Start Input rows
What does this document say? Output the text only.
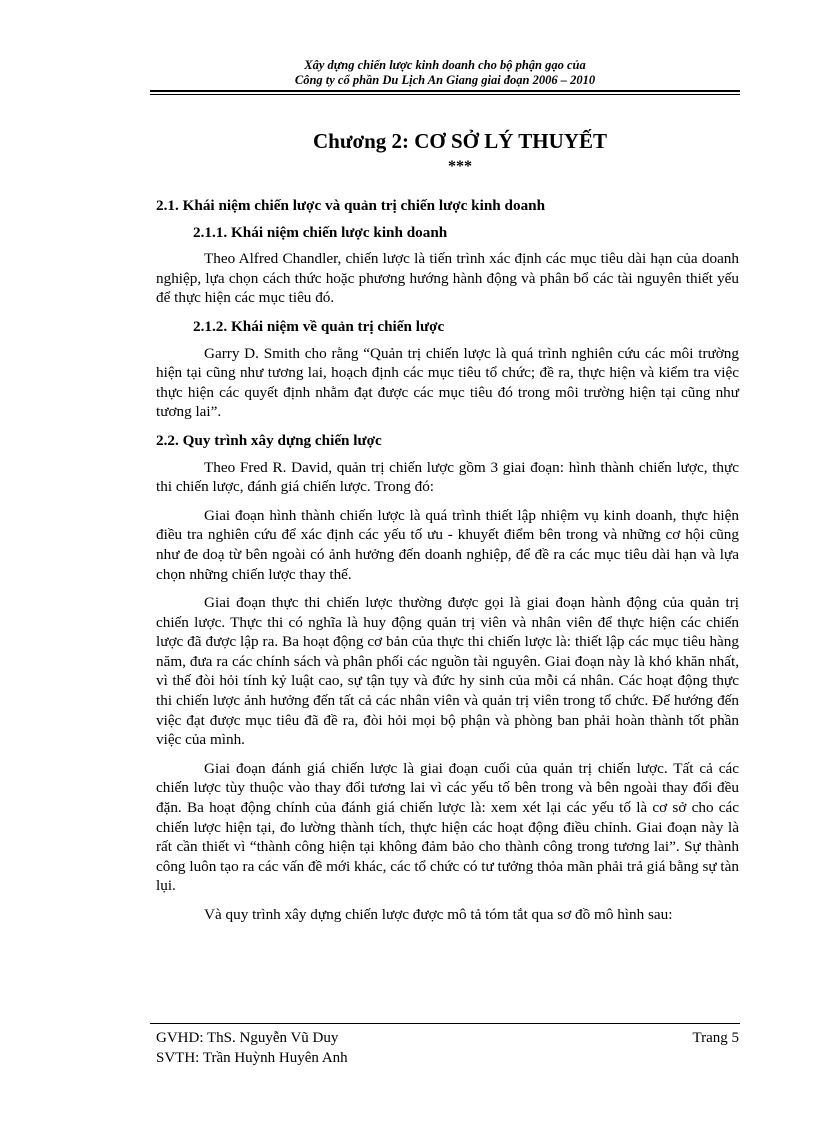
Xây dựng chiến lược kinh doanh cho bộ phận gạo của
Công ty cổ phần Du Lịch An Giang giai đoạn 2006 – 2010
Chương 2: CƠ SỞ LÝ THUYẾT
***
2.1. Khái niệm chiến lược và quản trị chiến lược kinh doanh
2.1.1. Khái niệm chiến lược kinh doanh
Theo Alfred Chandler, chiến lược là tiến trình xác định các mục tiêu dài hạn của doanh nghiệp, lựa chọn cách thức hoặc phương hướng hành động và phân bổ các tài nguyên thiết yếu để thực hiện các mục tiêu đó.
2.1.2. Khái niệm về quản trị chiến lược
Garry D. Smith cho rằng “Quản trị chiến lược là quá trình nghiên cứu các môi trường hiện tại cũng như tương lai, hoạch định các mục tiêu tổ chức; đề ra, thực hiện và kiểm tra việc thực hiện các quyết định nhằm đạt được các mục tiêu đó trong môi trường hiện tại cũng như tương lai”.
2.2. Quy trình xây dựng chiến lược
Theo Fred R. David, quản trị chiến lược gồm 3 giai đoạn: hình thành chiến lược, thực thi chiến lược, đánh giá chiến lược. Trong đó:
Giai đoạn hình thành chiến lược là quá trình thiết lập nhiệm vụ kinh doanh, thực hiện điều tra nghiên cứu để xác định các yếu tố ưu - khuyết điểm bên trong và những cơ hội cũng như đe doạ từ bên ngoài có ảnh hưởng đến doanh nghiệp, để đề ra các mục tiêu dài hạn và lựa chọn những chiến lược thay thế.
Giai đoạn thực thi chiến lược thường được gọi là giai đoạn hành động của quản trị chiến lược. Thực thi có nghĩa là huy động quản trị viên và nhân viên để thực hiện các chiến lược đã được lập ra. Ba hoạt động cơ bản của thực thi chiến lược là: thiết lập các mục tiêu hàng năm, đưa ra các chính sách và phân phối các nguồn tài nguyên. Giai đoạn này là khó khăn nhất, vì thế đòi hỏi tính kỷ luật cao, sự tận tụy và đức hy sinh của mỗi cá nhân. Các hoạt động thực thi chiến lược ảnh hưởng đến tất cả các nhân viên và quản trị viên trong tổ chức. Để hướng đến việc đạt được mục tiêu đã đề ra, đòi hỏi mọi bộ phận và phòng ban phải hoàn thành tốt phần việc của mình.
Giai đoạn đánh giá chiến lược là giai đoạn cuối của quản trị chiến lược. Tất cả các chiến lược tùy thuộc vào thay đổi tương lai vì các yếu tố bên trong và bên ngoài thay đổi đều đặn. Ba hoạt động chính của đánh giá chiến lược là: xem xét lại các yếu tố là cơ sở cho các chiến lược hiện tại, đo lường thành tích, thực hiện các hoạt động điều chỉnh. Giai đoạn này là rất cần thiết vì “thành công hiện tại không đảm bảo cho thành công trong tương lai”. Sự thành công luôn tạo ra các vấn đề mới khác, các tổ chức có tư tưởng thỏa mãn phải trả giá bằng sự tàn lụi.
Và quy trình xây dựng chiến lược được mô tả tóm tắt qua sơ đồ mô hình sau:
GVHD: ThS. Nguyễn Vũ Duy	Trang 5
SVTH: Trần Huỳnh Huyên Anh
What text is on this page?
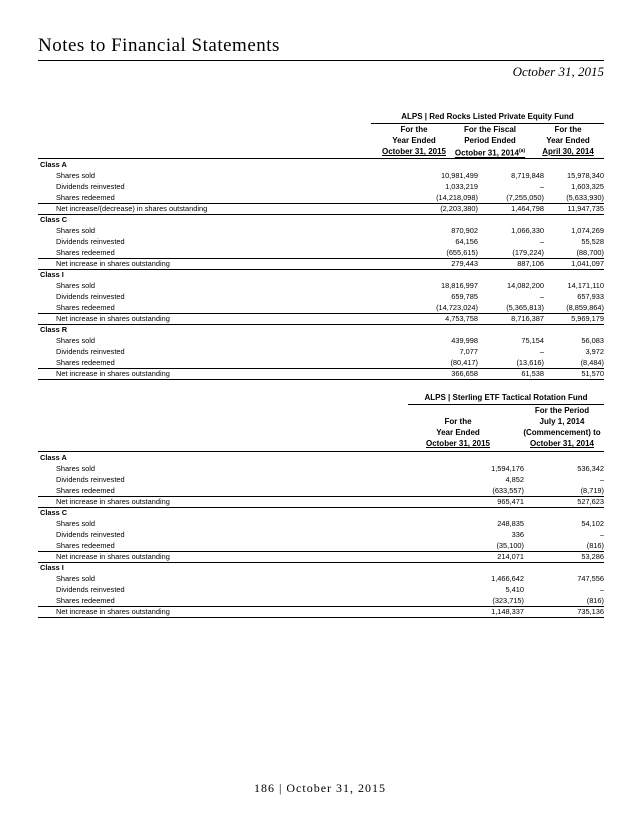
Notes to Financial Statements
October 31, 2015
ALPS | Red Rocks Listed Private Equity Fund
For the
Year Ended
October 31, 2015
For the Fiscal
Period Ended
October 31, 2014$^{(a)}$
For the
Year Ended
April 30, 2014
Class A
Shares sold	10,981,499	8,719,848	15,978,340
Dividends reinvested	1,033,219	–	1,603,325
Shares redeemed	(14,218,098)	(7,255,050)	(5,633,930)
Net increase/(decrease) in shares outstanding	(2,203,380)	1,464,798	11,947,735
Class C
Shares sold	870,902	1,066,330	1,074,269
Dividends reinvested	64,156	–	55,528
Shares redeemed	(655,615)	(179,224)	(88,700)
Net increase in shares outstanding	279,443	887,106	1,041,097
Class I
Shares sold	18,816,997	14,082,200	14,171,110
Dividends reinvested	659,785	–	657,933
Shares redeemed	(14,723,024)	(5,365,813)	(8,859,864)
Net increase in shares outstanding	4,753,758	8,716,387	5,969,179
Class R
Shares sold	439,998	75,154	56,083
Dividends reinvested	7,077	–	3,972
Shares redeemed	(80,417)	(13,616)	(8,484)
Net increase in shares outstanding	366,658	61,538	51,570
ALPS | Sterling ETF Tactical Rotation Fund
For the
Year Ended
October 31, 2015
For the Period
July 1, 2014
(Commencement) to
October 31, 2014
Class A
Shares sold	1,594,176	536,342
Dividends reinvested	4,852	–
Shares redeemed	(633,557)	(8,719)
Net increase in shares outstanding	965,471	527,623
Class C
Shares sold	248,835	54,102
Dividends reinvested	336	–
Shares redeemed	(35,100)	(816)
Net increase in shares outstanding	214,071	53,286
Class I
Shares sold	1,466,642	747,556
Dividends reinvested	5,410	–
Shares redeemed	(323,715)	(816)
Net increase in shares outstanding	1,148,337	735,136
186 | October 31, 2015
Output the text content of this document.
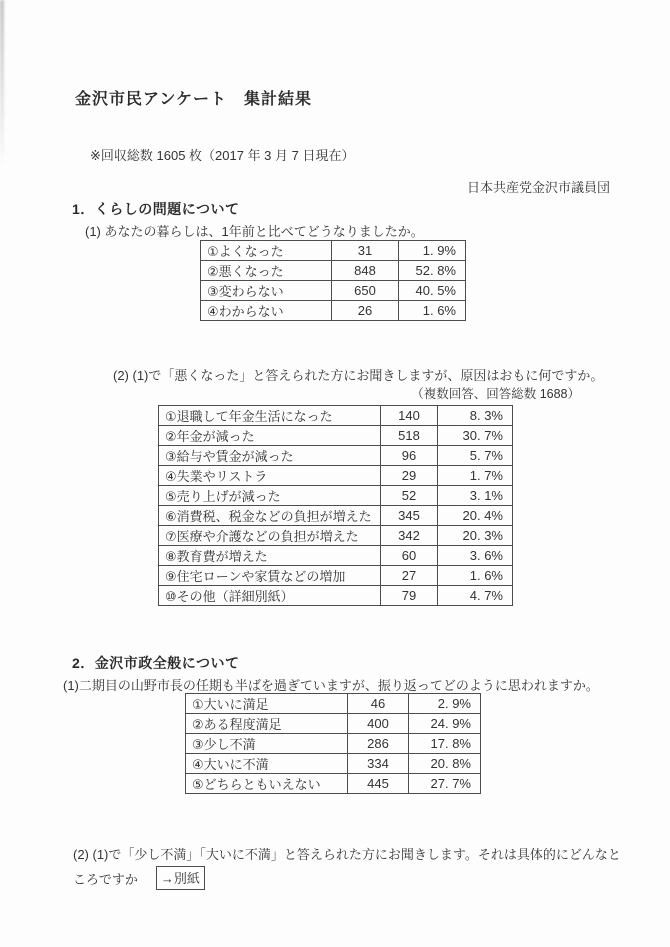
金沢市民アンケート　集計結果
※回収総数 1605 枚（2017 年 3 月 7 日現在）
日本共産党金沢市議員団
1．くらしの問題について
(1) あなたの暮らしは、1年前と比べてどうなりましたか。
①よくなった	31	1. 9%
②悪くなった	848	52. 8%
③変わらない	650	40. 5%
④わからない	26	1. 6%
(2) (1)で「悪くなった」と答えられた方にお聞きしますが、原因はおもに何ですか。
（複数回答、回答総数 1688）
①退職して年金生活になった	140	8. 3%
②年金が減った	518	30. 7%
③給与や賃金が減った	96	5. 7%
④失業やリストラ	29	1. 7%
⑤売り上げが減った	52	3. 1%
⑥消費税、税金などの負担が増えた	345	20. 4%
⑦医療や介護などの負担が増えた	342	20. 3%
⑧教育費が増えた	60	3. 6%
⑨住宅ローンや家賃などの増加	27	1. 6%
⑩その他（詳細別紙）	79	4. 7%
2．金沢市政全般について
(1)二期目の山野市長の任期も半ばを過ぎていますが、振り返ってどのように思われますか。
①大いに満足	46	2. 9%
②ある程度満足	400	24. 9%
③少し不満	286	17. 8%
④大いに不満	334	20. 8%
⑤どちらともいえない	445	27. 7%
(2) (1)で「少し不満」「大いに不満」と答えられた方にお聞きします。それは具体的にどんなと
ころですか	→別紙
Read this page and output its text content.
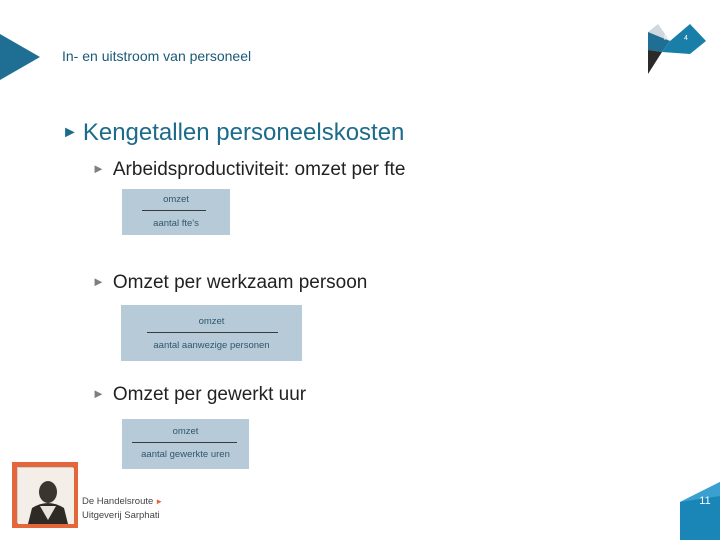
In- en uitstroom van personeel
R 4
► Kengetallen personeelskosten
► Arbeidsproductiviteit: omzet per fte
omzet
aantal fte's
► Omzet per werkzaam persoon
omzet
aantal aanwezige personen
► Omzet per gewerkt uur
omzet
aantal gewerkte uren
De Handelsroute ►
Uitgeverij Sarphati
11
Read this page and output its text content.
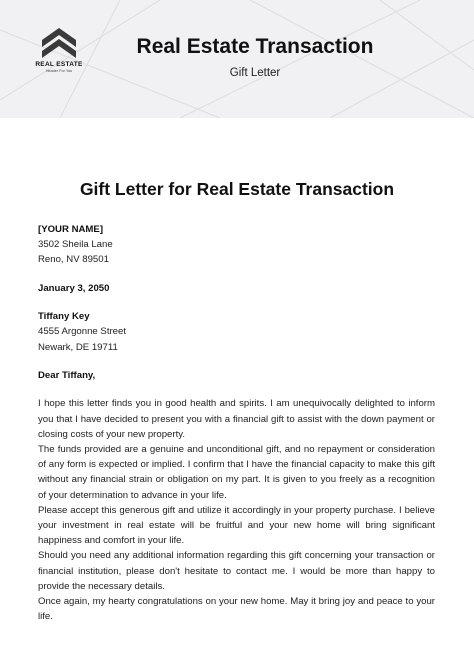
REAL ESTATE
Header For You
Real Estate Transaction
Gift Letter
Gift Letter for Real Estate Transaction

[YOUR NAME]

3502 Sheila Lane

Reno, NV 89501

January 3, 2050

Tiffany Key

4555 Argonne Street

Newark, DE 19711

Dear Tiffany,

I hope this letter finds you in good health and spirits. I am unequivocally delighted to inform you that I have decided to present you with a financial gift to assist with the down payment or closing costs of your new property.

The funds provided are a genuine and unconditional gift, and no repayment or consideration of any form is expected or implied. I confirm that I have the financial capacity to make this gift without any financial strain or obligation on my part. It is given to you freely as a recognition of your determination to advance in your life.

Please accept this generous gift and utilize it accordingly in your property purchase. I believe your investment in real estate will be fruitful and your new home will bring significant happiness and comfort in your life.

Should you need any additional information regarding this gift concerning your transaction or financial institution, please don't hesitate to contact me. I would be more than happy to provide the necessary details.

Once again, my hearty congratulations on your new home. May it bring joy and peace to your life.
End Input rows
Work required
How many lines in these entries hold the string "ALPS"? Answer with the number alone.

Solved problem
2